TEXTE SOURCE:
La lutte devait donc maintenant, selon André Gorz, se mener dans le cadre de “nouveaux rapports sociaux”, se focalisant sur des critères de domination et non plus d’exploitation ou de changement de régime économique. Elle devait être menée de façon transversale, recevant son orientation de la «  non classe  » [3] des «  non travailleurs  ». Le non travail lui-même [le chômage] devait se trouver valorisé, étant par nature “anticapitaliste”, alors que la «  revendication du plein emploi  » était au contraire présumée relever de la “logique capitaliste”. La “non classe” rebelle au travail, incarnait ainsi «  la dissolution de la société  », et visait en outre à clore toute possibilité d’un développement historique tourné au progrès.

«  Il ne s’agit donc plus de savoir où nous allons, ni d’épouser les lois immanentes du mouvement historique. Nous n’allons nulle part, l’histoire n’a pas de sens.  »

Les “Nouveaux Mouvements Sociaux” contre le “privilège” historique de la classe ouvrière

Dans un premier temps, l’effacement des visées historiques de la classe ouvrière incluant ses alliances avec des catégories petites bourgeoises du secteur productif et marchand, put bénéficier aux classes moyennes “nouvelles” cherchant à affermir leur places, statuts et avantages spécifiques au sein du régime capitaliste. Dans le cadre des “nouveaux” rapports sociaux, André Gorz fut un des premiers à mettre sur le devant de la scène les thèmes “transclasses” (dont la lutte écologiste), ceci contre la prévalence des luttes effectivement sociales. Les thèses de cet auteur furent par la suite largement reprises et développées. Quand cela s’avérait nécessaire, la disqualification politique du prolétariat (ou classe ouvrière) mais aussi de la petite bourgeoisie traditionnelle du secteur productif et marchand put se présenter sous des travestis, au moyen de quelques vocables de substitution  : «  nouvelle classe ouvrière  », «  nouveaux salariés  », «  prolétariat non traditionnel  », etc. Il s’agissait bien pourtant pour l’auteur de prendre la relève du «  mouvement ouvrier déclinant  », du «  vieux mouvement social de la révolution prolétarienne  » au profit de ces “nouvelles classes”.

CONTENU DES DONNÉES:

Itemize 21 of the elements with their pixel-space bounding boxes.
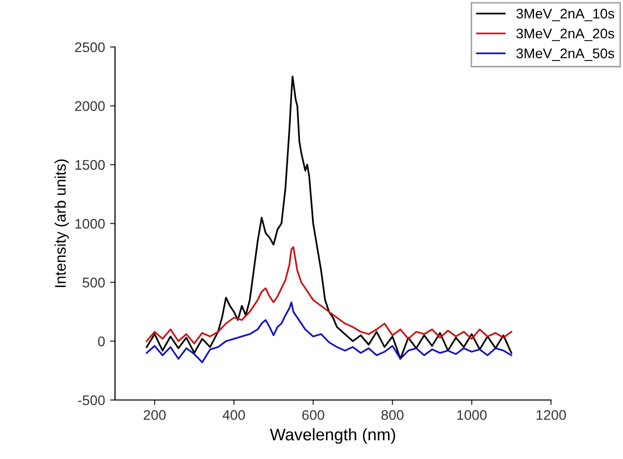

EXERCICES À TRAITER:
(A) Répondez à ces questions sur le texte consacré à André Gorz :
(i) De quelle « classe » la lutte devait-elle recevoir son orientation ?
(ii) De quelle logique la « revendication du plein emploi » était-elle présumée relever ?
(iii) Quelle lutte est donnée en exemple des thèmes « transclasses » ?
(B) Prolongez le texte sur André Gorz et les nouveaux mouvements sociaux, à la suite de sa dernière phrase.
Les données viennent d'une autre source que le texte.

LISTE DES RÉPONSES:
(A)
(i) De la « non classe » des « non travailleurs ».
(ii) De la « logique capitaliste ».
(iii) La lutte écologiste.

(B)
Le flambeau des nouveaux rapports sociaux et des nouveaux mouvements sociaux fut repris et développé, indépendamment de tout substrat social (base de toute véritable analyse de classes), ceci bien que le terme de «  lutte de classes  » puisse continuer à être mobilisé. N’ayant plus de support concret au sein des rapports capitalistes, ces nouveaux mouvements étaient supposés «  se construire de par leur mouvement même  », sans base matérielle capable de leur conférer la qualité de véritables sujets. Constitués en fonction de visées transversales, et non plus en fonction de substrats sociaux, au moyen du critère indéfiniment extensible celui de domination, ces nouveaux modes de mobilisation, tel que, Michel Foucault parmi les premiers les spécifia, peuvent ainsi concerner, hors critère de classe, le combat des femmes contre la domination masculine, des enfants contre la domination des parents, la lutte contre la domination de l’administration étatique sur les genres de vie (plus spécialement au regard des préférences sexuelles), contre la domination de la politique carcérale sur les prisonniers, etc. Par la suite, la liste sera étendue à l’infini, tendant à poser les luttes à fondement social, comme secondaires ou illégitimes. Les luttes proprement ouvrières, mais aussi celles de nombre de catégories sociales productives et marchandes se sont ainsi trouvées dépossédées de toute initiative, au profit d’un conglomérat de catégories sociales “moyennes” (petite et moyenne bourgeoisie de type nouveau).

Ces thèses, élaborées entre les années 60 et 70, se répandirent et furent développées, de conserve avec celles portant sur les nouveaux mouvements sociaux. Elles furent progressivement intégrées dans les programmes des différents partis, en premier lieu par les partis de gauche. Les mots, ouvriers, classe ouvrière, pouvaient continuer à être requis, à titre d’antiques fétiches, lorsque les protagonistes des nouveaux mouvements sociaux se trouvaient contraints de chercher leur appui. Plus récemment, Chantal Mouffe, inspiratrice de Podemos ou du Parti des Insoumis (Mélenchon) apporta sa contribution. À l’instar d’André Gorz, elle s’indigne de la prééminence politique autrefois accordée à la classe ouvrière dans l’orientation des luttes sociales, prééminence qualifiée de “privilège”. 

Caractère de classe des “Nouveaux Mouvement Sociaux”.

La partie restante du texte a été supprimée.